What is expected: How many of the lines below include "Batch"? Give the number and no other words.
────────────────
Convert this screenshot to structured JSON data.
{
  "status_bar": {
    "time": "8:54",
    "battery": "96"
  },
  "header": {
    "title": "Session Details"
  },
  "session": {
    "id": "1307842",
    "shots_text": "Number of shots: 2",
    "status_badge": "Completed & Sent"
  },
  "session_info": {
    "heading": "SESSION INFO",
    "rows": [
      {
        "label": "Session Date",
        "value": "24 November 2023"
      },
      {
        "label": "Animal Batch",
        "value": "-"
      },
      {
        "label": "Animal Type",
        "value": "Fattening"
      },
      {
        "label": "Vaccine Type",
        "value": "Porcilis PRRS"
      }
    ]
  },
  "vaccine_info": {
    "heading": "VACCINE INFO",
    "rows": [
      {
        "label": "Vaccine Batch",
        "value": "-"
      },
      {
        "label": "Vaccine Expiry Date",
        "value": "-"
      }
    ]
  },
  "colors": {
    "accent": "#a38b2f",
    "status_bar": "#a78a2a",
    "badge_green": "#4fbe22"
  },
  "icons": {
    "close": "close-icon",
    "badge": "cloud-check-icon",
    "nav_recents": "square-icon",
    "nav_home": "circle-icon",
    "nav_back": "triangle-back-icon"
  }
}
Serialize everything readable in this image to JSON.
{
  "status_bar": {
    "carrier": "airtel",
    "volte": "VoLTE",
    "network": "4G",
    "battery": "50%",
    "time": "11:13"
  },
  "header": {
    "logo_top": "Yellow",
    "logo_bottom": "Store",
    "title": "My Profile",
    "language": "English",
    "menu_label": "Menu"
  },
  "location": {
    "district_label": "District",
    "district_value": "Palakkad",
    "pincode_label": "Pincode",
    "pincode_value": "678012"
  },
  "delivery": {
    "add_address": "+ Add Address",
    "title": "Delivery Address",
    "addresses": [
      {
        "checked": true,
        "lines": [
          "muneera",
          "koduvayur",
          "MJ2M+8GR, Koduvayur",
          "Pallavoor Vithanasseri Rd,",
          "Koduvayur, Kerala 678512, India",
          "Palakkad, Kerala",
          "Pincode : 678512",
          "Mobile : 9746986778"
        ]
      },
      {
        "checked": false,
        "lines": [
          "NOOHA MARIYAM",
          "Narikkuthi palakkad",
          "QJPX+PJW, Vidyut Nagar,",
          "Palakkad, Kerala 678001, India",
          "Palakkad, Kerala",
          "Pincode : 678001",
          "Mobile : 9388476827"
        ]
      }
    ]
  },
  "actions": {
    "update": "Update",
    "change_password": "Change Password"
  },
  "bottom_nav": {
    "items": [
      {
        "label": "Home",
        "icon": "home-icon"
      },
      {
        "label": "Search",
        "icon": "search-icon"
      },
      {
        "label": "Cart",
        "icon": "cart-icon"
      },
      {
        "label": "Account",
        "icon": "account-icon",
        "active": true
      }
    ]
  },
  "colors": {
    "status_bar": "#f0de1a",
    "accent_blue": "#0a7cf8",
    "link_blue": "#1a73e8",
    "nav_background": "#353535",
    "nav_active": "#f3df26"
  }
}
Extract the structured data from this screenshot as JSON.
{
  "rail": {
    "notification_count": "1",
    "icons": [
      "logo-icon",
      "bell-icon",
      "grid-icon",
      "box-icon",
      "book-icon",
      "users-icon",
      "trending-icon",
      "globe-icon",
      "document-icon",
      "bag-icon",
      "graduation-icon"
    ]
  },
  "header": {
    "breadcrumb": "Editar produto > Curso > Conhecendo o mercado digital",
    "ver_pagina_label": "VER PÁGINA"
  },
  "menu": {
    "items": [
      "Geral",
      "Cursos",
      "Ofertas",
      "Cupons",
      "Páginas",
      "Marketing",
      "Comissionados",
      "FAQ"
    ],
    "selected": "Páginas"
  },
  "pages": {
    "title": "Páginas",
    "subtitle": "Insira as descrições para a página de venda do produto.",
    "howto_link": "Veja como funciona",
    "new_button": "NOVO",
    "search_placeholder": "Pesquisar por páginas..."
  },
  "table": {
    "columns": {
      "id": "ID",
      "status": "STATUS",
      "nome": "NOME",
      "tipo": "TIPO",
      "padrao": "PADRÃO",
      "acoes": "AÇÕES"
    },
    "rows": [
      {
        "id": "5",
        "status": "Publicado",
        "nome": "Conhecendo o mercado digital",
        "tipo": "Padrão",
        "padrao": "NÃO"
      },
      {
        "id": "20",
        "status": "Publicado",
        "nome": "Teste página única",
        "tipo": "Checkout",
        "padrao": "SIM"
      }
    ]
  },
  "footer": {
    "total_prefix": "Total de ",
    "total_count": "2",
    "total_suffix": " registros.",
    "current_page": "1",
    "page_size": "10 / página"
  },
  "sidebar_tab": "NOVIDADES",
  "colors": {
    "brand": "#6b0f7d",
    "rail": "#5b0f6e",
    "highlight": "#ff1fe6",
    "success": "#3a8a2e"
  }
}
────────────────
Answer to the task: 2